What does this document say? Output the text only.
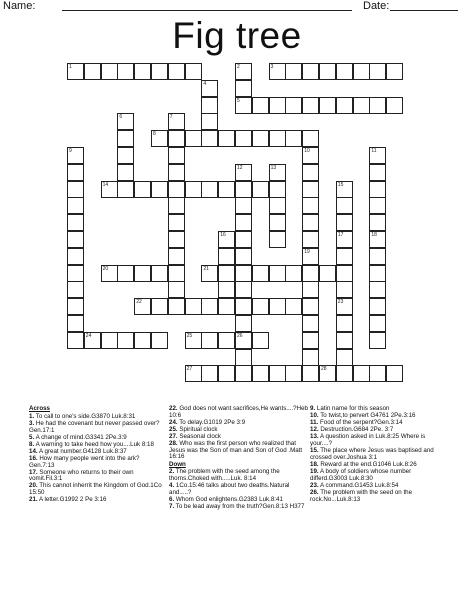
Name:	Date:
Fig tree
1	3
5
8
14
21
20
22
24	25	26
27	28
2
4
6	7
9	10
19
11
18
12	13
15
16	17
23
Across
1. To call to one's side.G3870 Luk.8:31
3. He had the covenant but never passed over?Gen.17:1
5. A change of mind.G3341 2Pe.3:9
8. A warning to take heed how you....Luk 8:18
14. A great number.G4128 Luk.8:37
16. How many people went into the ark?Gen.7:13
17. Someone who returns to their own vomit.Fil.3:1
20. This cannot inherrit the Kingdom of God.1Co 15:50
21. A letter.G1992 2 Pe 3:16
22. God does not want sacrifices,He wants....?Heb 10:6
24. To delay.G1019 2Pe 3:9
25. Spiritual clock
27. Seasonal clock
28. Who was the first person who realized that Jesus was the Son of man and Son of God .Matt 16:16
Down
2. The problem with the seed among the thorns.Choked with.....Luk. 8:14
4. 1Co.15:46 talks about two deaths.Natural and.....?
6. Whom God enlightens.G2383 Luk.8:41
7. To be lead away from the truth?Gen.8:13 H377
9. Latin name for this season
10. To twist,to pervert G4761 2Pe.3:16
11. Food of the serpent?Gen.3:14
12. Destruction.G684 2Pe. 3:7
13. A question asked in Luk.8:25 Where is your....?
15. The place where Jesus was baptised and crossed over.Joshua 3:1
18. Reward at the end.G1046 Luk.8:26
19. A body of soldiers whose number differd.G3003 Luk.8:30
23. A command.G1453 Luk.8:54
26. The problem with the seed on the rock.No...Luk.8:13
+ + + + +
Extract every line of the records above that contains the word "seed".

* **ANSWER IN FULL**:
2. The problem with the seed among the thorns.Choked with.....Luk. 8:14
26. The problem with the seed on the rock.No...Luk.8:13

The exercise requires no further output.